Record list:

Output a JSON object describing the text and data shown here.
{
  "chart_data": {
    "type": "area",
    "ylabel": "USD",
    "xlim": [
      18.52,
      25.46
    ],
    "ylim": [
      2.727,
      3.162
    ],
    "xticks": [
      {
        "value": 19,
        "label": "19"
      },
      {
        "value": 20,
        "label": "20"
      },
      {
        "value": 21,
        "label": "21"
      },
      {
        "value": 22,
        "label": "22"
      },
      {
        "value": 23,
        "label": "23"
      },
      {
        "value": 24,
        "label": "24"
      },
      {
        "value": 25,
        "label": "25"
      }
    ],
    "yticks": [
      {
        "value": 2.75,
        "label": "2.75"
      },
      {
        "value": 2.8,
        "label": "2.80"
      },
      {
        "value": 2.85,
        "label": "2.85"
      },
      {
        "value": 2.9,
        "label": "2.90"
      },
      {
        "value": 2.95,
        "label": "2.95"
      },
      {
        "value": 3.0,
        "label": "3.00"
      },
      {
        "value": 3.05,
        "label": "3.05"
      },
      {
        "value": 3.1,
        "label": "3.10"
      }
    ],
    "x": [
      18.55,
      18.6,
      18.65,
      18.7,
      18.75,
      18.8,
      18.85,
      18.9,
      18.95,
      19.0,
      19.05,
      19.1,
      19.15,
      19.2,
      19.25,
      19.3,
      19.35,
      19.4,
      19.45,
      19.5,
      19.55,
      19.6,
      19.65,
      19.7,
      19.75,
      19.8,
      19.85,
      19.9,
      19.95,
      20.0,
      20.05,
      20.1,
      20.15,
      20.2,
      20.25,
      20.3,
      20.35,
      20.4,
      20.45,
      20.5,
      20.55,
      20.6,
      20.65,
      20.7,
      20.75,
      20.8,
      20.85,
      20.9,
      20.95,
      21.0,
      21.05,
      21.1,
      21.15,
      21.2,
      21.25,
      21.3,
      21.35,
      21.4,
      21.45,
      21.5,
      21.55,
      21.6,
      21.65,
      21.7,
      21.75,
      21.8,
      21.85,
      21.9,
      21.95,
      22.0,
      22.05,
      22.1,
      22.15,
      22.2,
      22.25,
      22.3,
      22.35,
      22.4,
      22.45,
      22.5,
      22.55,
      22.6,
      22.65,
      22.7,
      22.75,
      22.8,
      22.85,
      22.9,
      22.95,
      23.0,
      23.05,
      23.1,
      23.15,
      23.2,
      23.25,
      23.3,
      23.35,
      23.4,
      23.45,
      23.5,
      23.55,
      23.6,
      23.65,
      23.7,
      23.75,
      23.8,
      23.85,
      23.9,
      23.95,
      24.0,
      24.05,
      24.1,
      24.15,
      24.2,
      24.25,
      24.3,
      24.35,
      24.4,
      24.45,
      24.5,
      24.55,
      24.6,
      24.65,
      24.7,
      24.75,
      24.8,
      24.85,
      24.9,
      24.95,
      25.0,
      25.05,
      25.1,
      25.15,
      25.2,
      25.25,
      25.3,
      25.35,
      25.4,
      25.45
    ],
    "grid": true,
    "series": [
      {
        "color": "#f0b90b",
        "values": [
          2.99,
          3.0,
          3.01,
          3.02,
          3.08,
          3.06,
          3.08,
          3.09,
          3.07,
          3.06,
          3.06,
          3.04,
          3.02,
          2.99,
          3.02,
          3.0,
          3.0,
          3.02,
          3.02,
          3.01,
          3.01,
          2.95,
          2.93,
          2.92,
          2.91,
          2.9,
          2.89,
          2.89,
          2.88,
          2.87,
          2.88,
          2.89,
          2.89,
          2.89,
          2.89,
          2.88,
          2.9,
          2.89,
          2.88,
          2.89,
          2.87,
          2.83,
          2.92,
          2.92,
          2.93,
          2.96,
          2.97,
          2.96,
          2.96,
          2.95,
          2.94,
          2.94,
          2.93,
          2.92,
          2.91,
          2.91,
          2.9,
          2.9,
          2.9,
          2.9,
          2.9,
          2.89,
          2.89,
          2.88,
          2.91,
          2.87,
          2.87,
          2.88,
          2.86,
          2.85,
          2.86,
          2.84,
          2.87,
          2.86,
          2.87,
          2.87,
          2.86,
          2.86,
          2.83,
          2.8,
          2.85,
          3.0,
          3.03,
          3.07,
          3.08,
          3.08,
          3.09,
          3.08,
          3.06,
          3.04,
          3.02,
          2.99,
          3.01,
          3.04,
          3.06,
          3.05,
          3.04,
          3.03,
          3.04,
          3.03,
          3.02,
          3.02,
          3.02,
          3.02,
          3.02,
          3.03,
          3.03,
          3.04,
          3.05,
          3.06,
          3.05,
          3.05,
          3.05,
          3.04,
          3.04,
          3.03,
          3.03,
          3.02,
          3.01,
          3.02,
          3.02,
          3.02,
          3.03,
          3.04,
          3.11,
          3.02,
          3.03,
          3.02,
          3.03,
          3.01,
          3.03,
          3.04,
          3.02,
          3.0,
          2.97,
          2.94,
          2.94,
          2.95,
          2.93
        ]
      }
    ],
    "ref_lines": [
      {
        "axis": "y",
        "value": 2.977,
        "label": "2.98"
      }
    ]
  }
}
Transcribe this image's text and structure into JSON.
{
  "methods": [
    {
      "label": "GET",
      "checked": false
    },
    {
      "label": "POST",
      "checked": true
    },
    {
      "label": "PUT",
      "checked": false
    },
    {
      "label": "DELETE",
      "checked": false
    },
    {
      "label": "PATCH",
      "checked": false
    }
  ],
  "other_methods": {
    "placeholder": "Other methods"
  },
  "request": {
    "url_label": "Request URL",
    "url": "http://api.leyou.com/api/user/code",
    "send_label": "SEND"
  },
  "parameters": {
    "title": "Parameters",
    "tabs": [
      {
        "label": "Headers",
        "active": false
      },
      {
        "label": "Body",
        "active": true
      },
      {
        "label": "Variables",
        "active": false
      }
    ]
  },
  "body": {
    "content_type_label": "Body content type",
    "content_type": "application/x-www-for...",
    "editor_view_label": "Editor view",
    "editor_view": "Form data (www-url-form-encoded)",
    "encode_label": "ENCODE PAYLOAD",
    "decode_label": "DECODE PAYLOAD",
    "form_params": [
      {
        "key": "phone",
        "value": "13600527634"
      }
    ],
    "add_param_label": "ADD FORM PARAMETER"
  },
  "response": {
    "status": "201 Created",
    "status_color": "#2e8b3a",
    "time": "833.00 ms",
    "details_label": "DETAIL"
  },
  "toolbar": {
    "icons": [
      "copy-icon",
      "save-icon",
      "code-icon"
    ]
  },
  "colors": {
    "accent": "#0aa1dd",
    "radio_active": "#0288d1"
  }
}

Set task: Every record above should be copied exactly.

Response to the task:
Output a JSON object describing the text and data shown here.
{
  "chart_data": {
    "type": "area",
    "ylabel": "USD",
    "xlim": [
      18.52,
      25.46
    ],
    "ylim": [
      2.727,
      3.162
    ],
    "xticks": [
      {
        "value": 19,
        "label": "19"
      },
      {
        "value": 20,
        "label": "20"
      },
      {
        "value": 21,
        "label": "21"
      },
      {
        "value": 22,
        "label": "22"
      },
      {
        "value": 23,
        "label": "23"
      },
      {
        "value": 24,
        "label": "24"
      },
      {
        "value": 25,
        "label": "25"
      }
    ],
    "yticks": [
      {
        "value": 2.75,
        "label": "2.75"
      },
      {
        "value": 2.8,
        "label": "2.80"
      },
      {
        "value": 2.85,
        "label": "2.85"
      },
      {
        "value": 2.9,
        "label": "2.90"
      },
      {
        "value": 2.95,
        "label": "2.95"
      },
      {
        "value": 3.0,
        "label": "3.00"
      },
      {
        "value": 3.05,
        "label": "3.05"
      },
      {
        "value": 3.1,
        "label": "3.10"
      }
    ],
    "x": [
      18.55,
      18.6,
      18.65,
      18.7,
      18.75,
      18.8,
      18.85,
      18.9,
      18.95,
      19.0,
      19.05,
      19.1,
      19.15,
      19.2,
      19.25,
      19.3,
      19.35,
      19.4,
      19.45,
      19.5,
      19.55,
      19.6,
      19.65,
      19.7,
      19.75,
      19.8,
      19.85,
      19.9,
      19.95,
      20.0,
      20.05,
      20.1,
      20.15,
      20.2,
      20.25,
      20.3,
      20.35,
      20.4,
      20.45,
      20.5,
      20.55,
      20.6,
      20.65,
      20.7,
      20.75,
      20.8,
      20.85,
      20.9,
      20.95,
      21.0,
      21.05,
      21.1,
      21.15,
      21.2,
      21.25,
      21.3,
      21.35,
      21.4,
      21.45,
      21.5,
      21.55,
      21.6,
      21.65,
      21.7,
      21.75,
      21.8,
      21.85,
      21.9,
      21.95,
      22.0,
      22.05,
      22.1,
      22.15,
      22.2,
      22.25,
      22.3,
      22.35,
      22.4,
      22.45,
      22.5,
      22.55,
      22.6,
      22.65,
      22.7,
      22.75,
      22.8,
      22.85,
      22.9,
      22.95,
      23.0,
      23.05,
      23.1,
      23.15,
      23.2,
      23.25,
      23.3,
      23.35,
      23.4,
      23.45,
      23.5,
      23.55,
      23.6,
      23.65,
      23.7,
      23.75,
      23.8,
      23.85,
      23.9,
      23.95,
      24.0,
      24.05,
      24.1,
      24.15,
      24.2,
      24.25,
      24.3,
      24.35,
      24.4,
      24.45,
      24.5,
      24.55,
      24.6,
      24.65,
      24.7,
      24.75,
      24.8,
      24.85,
      24.9,
      24.95,
      25.0,
      25.05,
      25.1,
      25.15,
      25.2,
      25.25,
      25.3,
      25.35,
      25.4,
      25.45
    ],
    "grid": true,
    "series": [
      {
        "color": "#f0b90b",
        "values": [
          2.99,
          3.0,
          3.01,
          3.02,
          3.08,
          3.06,
          3.08,
          3.09,
          3.07,
          3.06,
          3.06,
          3.04,
          3.02,
          2.99,
          3.02,
          3.0,
          3.0,
          3.02,
          3.02,
          3.01,
          3.01,
          2.95,
          2.93,
          2.92,
          2.91,
          2.9,
          2.89,
          2.89,
          2.88,
          2.87,
          2.88,
          2.89,
          2.89,
          2.89,
          2.89,
          2.88,
          2.9,
          2.89,
          2.88,
          2.89,
          2.87,
          2.83,
          2.92,
          2.92,
          2.93,
          2.96,
          2.97,
          2.96,
          2.96,
          2.95,
          2.94,
          2.94,
          2.93,
          2.92,
          2.91,
          2.91,
          2.9,
          2.9,
          2.9,
          2.9,
          2.9,
          2.89,
          2.89,
          2.88,
          2.91,
          2.87,
          2.87,
          2.88,
          2.86,
          2.85,
          2.86,
          2.84,
          2.87,
          2.86,
          2.87,
          2.87,
          2.86,
          2.86,
          2.83,
          2.8,
          2.85,
          3.0,
          3.03,
          3.07,
          3.08,
          3.08,
          3.09,
          3.08,
          3.06,
          3.04,
          3.02,
          2.99,
          3.01,
          3.04,
          3.06,
          3.05,
          3.04,
          3.03,
          3.04,
          3.03,
          3.02,
          3.02,
          3.02,
          3.02,
          3.02,
          3.03,
          3.03,
          3.04,
          3.05,
          3.06,
          3.05,
          3.05,
          3.05,
          3.04,
          3.04,
          3.03,
          3.03,
          3.02,
          3.01,
          3.02,
          3.02,
          3.02,
          3.03,
          3.04,
          3.11,
          3.02,
          3.03,
          3.02,
          3.03,
          3.01,
          3.03,
          3.04,
          3.02,
          3.0,
          2.97,
          2.94,
          2.94,
          2.95,
          2.93
        ]
      }
    ],
    "ref_lines": [
      {
        "axis": "y",
        "value": 2.977,
        "label": "2.98"
      }
    ]
  }
}
Transcribe this image's text and structure into JSON.
{
  "methods": [
    {
      "label": "GET",
      "checked": false
    },
    {
      "label": "POST",
      "checked": true
    },
    {
      "label": "PUT",
      "checked": false
    },
    {
      "label": "DELETE",
      "checked": false
    },
    {
      "label": "PATCH",
      "checked": false
    }
  ],
  "other_methods": {
    "placeholder": "Other methods"
  },
  "request": {
    "url_label": "Request URL",
    "url": "http://api.leyou.com/api/user/code",
    "send_label": "SEND"
  },
  "parameters": {
    "title": "Parameters",
    "tabs": [
      {
        "label": "Headers",
        "active": false
      },
      {
        "label": "Body",
        "active": true
      },
      {
        "label": "Variables",
        "active": false
      }
    ]
  },
  "body": {
    "content_type_label": "Body content type",
    "content_type": "application/x-www-for...",
    "editor_view_label": "Editor view",
    "editor_view": "Form data (www-url-form-encoded)",
    "encode_label": "ENCODE PAYLOAD",
    "decode_label": "DECODE PAYLOAD",
    "form_params": [
      {
        "key": "phone",
        "value": "13600527634"
      }
    ],
    "add_param_label": "ADD FORM PARAMETER"
  },
  "response": {
    "status": "201 Created",
    "status_color": "#2e8b3a",
    "time": "833.00 ms",
    "details_label": "DETAIL"
  },
  "toolbar": {
    "icons": [
      "copy-icon",
      "save-icon",
      "code-icon"
    ]
  },
  "colors": {
    "accent": "#0aa1dd",
    "radio_active": "#0288d1"
  }
}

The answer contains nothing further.